§ **What to do**:
Determine the number of lines in these entries that hold the word "only". Give the number and nothing more.

§ **Materials provided**:
# # # #
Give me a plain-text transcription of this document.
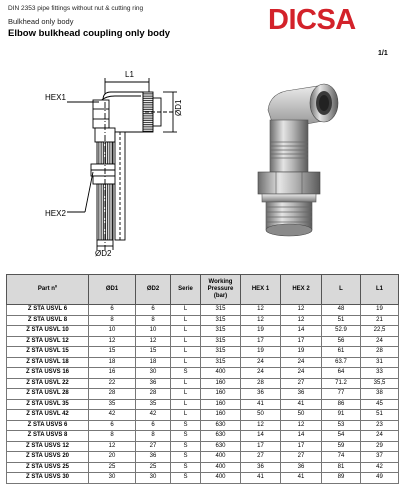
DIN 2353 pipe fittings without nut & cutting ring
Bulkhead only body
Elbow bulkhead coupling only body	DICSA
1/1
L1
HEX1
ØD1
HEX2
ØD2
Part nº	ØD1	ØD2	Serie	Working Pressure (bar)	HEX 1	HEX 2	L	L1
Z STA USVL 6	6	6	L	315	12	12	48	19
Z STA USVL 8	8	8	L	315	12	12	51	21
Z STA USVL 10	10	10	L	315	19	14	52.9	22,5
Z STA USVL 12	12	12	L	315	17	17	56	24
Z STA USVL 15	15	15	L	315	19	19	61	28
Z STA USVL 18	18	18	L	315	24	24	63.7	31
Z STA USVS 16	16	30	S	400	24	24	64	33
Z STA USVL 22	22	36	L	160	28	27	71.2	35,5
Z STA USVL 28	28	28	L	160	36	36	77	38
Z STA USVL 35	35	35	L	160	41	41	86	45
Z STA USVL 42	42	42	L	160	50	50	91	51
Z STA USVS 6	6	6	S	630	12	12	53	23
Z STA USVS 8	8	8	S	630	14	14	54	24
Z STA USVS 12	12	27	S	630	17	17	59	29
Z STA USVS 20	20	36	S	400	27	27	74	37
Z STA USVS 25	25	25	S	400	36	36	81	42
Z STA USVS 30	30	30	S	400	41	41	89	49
# # # #
§ **Final result**:
2